--- START OF Input data ---
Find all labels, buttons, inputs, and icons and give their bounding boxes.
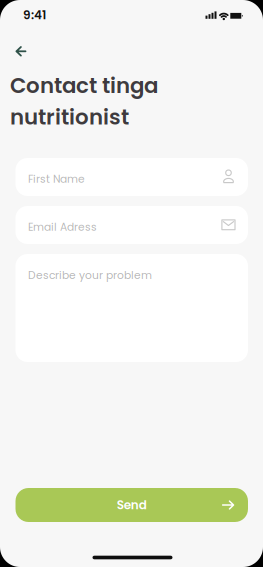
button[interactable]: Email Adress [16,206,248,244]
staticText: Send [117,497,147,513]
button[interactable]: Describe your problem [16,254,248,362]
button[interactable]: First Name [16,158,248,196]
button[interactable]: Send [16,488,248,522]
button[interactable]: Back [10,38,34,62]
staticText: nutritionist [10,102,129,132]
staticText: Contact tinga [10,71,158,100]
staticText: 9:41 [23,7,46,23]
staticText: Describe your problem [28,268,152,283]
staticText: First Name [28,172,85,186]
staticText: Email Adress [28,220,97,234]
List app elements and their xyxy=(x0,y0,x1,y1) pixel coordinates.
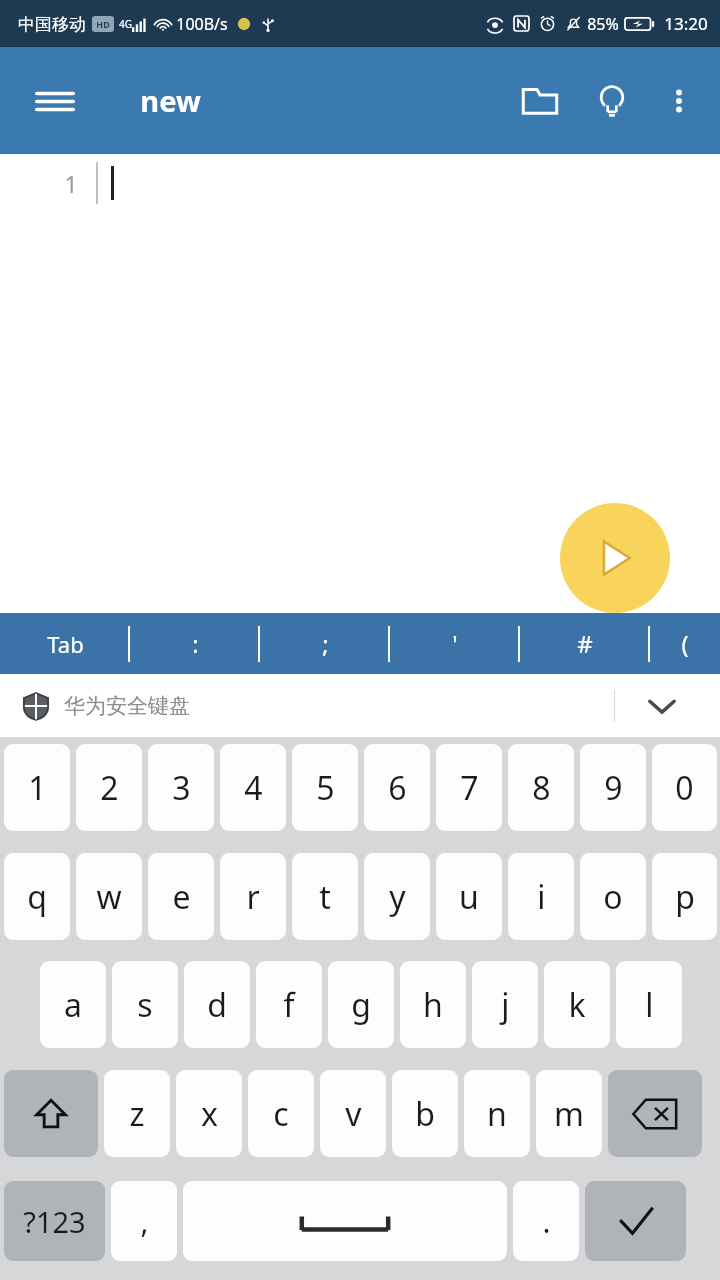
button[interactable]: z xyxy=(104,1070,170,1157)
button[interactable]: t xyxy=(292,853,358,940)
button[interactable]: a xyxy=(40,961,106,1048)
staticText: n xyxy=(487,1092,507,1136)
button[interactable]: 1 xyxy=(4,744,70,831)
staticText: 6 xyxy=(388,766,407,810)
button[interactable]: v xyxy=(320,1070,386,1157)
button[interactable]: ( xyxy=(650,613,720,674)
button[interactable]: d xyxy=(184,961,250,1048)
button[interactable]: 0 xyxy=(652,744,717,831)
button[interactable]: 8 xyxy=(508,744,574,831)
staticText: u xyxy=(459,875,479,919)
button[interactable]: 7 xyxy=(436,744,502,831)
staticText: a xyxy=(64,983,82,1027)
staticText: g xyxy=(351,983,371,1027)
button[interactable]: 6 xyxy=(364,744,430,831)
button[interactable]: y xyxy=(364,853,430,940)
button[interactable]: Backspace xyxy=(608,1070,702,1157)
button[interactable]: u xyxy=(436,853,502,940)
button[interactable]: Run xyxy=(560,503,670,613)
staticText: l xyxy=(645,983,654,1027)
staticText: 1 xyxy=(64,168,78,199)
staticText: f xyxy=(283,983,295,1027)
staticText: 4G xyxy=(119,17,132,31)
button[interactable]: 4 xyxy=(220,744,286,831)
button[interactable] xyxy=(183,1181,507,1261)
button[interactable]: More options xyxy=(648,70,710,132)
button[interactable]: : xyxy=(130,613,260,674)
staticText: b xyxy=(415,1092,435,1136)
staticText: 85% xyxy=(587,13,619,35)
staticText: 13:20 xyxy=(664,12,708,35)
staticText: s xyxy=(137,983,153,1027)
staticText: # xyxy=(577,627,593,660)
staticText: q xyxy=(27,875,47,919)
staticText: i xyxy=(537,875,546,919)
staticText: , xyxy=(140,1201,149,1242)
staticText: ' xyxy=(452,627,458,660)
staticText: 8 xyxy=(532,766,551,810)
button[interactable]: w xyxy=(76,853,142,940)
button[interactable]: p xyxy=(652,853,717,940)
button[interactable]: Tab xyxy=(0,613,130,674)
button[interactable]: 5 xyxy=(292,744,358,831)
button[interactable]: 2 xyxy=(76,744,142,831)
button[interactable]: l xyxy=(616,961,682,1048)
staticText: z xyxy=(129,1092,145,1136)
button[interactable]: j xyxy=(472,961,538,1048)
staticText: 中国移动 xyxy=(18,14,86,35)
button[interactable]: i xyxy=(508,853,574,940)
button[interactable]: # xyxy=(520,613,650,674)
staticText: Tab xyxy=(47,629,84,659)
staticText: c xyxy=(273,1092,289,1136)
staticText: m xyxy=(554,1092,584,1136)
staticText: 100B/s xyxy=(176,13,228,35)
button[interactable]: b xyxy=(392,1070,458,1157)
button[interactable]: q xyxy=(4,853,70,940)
--- END OF Input data ---
What you will do: Find every line in the records above that contains the string "Adress", matching case exactly, and copy each of those lines.

Reply to the exercise:
button[interactable]: Email Adress [16,206,248,244]
staticText: Email Adress [28,220,97,234]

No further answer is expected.